◆ **Stored records**:
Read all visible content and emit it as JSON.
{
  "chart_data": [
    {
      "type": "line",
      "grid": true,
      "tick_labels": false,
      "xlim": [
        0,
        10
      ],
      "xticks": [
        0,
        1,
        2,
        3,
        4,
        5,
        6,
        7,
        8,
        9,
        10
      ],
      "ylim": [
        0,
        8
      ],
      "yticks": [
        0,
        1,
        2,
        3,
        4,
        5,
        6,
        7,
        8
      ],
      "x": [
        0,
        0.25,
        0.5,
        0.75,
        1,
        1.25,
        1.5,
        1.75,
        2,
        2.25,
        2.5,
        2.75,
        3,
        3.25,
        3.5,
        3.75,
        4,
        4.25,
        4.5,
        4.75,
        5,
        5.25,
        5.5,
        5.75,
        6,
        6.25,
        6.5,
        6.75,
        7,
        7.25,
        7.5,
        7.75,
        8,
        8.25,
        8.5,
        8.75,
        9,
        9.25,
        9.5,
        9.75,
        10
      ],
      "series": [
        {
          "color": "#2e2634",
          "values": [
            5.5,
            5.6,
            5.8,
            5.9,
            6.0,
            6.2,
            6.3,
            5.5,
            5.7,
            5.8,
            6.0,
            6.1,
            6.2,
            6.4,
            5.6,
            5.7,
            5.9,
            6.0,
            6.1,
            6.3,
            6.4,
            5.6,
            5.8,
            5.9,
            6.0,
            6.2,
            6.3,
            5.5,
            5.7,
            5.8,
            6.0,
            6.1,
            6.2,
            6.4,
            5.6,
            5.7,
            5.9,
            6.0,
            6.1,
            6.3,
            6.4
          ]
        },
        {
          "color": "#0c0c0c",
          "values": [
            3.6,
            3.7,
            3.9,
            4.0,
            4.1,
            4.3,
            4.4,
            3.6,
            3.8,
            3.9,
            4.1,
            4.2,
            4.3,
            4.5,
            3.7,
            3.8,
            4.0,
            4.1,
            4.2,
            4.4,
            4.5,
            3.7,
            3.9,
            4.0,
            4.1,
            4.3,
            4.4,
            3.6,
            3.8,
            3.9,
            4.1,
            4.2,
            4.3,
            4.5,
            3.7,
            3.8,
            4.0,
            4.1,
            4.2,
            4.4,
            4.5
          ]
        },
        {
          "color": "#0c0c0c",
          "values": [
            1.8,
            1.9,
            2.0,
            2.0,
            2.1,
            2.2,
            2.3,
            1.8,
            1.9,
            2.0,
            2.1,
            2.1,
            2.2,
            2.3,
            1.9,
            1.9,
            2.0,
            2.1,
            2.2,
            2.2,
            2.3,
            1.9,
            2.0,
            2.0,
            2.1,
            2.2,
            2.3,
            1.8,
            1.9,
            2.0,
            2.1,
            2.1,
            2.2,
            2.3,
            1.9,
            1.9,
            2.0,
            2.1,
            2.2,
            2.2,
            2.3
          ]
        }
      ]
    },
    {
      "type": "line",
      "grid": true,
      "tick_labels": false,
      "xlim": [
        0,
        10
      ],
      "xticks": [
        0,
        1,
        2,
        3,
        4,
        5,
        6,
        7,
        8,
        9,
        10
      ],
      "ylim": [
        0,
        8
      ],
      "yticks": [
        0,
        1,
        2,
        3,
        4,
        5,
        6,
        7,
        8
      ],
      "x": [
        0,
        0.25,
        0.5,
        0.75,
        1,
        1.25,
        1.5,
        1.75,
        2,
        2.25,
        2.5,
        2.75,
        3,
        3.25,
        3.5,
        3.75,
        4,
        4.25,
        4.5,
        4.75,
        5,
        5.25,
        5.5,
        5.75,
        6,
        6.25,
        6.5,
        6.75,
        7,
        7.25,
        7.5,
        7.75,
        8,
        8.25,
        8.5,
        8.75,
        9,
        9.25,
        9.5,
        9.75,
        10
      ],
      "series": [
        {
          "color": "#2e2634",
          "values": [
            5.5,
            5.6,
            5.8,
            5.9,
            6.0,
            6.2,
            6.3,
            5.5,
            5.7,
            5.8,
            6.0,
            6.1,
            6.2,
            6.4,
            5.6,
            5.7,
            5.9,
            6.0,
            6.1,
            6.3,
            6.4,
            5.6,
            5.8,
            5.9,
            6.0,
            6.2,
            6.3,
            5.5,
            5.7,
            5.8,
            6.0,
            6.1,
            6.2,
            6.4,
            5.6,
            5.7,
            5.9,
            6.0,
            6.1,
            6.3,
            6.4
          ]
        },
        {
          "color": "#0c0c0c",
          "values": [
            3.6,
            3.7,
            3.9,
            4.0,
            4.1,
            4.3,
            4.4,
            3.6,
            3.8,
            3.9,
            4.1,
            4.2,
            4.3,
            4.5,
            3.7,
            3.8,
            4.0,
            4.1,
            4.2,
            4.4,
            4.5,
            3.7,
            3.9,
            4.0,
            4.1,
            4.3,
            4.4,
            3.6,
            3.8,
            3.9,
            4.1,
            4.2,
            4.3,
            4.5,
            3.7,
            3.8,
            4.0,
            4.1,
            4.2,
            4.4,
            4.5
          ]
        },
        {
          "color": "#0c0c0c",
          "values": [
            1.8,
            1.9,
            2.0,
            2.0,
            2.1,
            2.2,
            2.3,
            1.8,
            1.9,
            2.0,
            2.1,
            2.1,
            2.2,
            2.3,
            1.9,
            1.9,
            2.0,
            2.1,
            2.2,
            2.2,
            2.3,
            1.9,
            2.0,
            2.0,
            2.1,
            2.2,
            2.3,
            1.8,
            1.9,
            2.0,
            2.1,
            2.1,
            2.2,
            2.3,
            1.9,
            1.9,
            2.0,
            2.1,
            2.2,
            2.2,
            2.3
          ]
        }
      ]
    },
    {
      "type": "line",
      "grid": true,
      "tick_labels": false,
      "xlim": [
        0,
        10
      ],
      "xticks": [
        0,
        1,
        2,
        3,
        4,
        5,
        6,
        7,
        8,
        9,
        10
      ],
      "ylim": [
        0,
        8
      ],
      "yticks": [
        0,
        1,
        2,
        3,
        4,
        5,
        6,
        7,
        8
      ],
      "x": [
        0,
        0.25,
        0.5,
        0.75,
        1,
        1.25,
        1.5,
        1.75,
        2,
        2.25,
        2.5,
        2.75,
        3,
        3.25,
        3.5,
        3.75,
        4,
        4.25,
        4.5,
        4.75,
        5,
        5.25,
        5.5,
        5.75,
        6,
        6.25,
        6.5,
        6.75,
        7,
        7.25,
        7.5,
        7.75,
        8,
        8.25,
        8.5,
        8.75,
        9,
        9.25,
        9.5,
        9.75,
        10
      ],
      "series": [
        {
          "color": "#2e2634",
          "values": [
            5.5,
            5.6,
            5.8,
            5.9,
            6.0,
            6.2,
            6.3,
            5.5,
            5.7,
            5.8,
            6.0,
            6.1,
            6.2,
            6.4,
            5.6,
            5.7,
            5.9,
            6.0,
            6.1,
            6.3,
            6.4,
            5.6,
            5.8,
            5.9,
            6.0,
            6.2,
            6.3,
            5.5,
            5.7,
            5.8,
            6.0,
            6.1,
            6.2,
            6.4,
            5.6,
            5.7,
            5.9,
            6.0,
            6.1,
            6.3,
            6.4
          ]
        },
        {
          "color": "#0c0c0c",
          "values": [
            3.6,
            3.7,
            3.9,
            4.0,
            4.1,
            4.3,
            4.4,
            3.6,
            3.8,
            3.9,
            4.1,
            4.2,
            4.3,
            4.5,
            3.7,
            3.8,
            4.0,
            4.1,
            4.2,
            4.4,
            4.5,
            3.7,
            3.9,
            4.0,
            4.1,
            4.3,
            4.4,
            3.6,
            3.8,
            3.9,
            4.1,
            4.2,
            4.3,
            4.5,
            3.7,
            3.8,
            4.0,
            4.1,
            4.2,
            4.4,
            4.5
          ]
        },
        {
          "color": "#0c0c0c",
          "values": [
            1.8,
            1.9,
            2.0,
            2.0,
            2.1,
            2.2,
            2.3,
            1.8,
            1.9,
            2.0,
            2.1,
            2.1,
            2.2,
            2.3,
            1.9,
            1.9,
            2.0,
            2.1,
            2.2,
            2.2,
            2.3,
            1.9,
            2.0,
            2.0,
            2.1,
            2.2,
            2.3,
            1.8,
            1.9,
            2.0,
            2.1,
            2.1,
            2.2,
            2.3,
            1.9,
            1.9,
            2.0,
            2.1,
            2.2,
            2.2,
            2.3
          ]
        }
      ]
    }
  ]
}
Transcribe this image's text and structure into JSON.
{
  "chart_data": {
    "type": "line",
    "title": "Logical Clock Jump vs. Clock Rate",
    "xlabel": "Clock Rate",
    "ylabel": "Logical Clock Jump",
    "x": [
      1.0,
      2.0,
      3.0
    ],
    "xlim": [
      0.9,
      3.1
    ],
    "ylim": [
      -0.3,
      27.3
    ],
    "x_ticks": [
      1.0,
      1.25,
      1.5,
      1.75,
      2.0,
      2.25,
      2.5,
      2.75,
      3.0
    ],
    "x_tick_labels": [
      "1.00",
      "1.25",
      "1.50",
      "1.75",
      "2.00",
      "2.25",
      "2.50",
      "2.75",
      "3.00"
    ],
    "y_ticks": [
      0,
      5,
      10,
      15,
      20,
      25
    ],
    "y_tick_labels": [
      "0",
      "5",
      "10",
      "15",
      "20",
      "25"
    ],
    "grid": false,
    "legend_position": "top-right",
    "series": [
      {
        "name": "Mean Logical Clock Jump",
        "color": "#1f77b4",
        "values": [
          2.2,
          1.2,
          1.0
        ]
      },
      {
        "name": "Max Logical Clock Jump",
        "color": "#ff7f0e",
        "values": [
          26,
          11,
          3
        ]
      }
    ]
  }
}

◆ **What is needed**:
Count every line above that holds the word "Logical", and state the number and nothing more.

◆ **The solution**:
4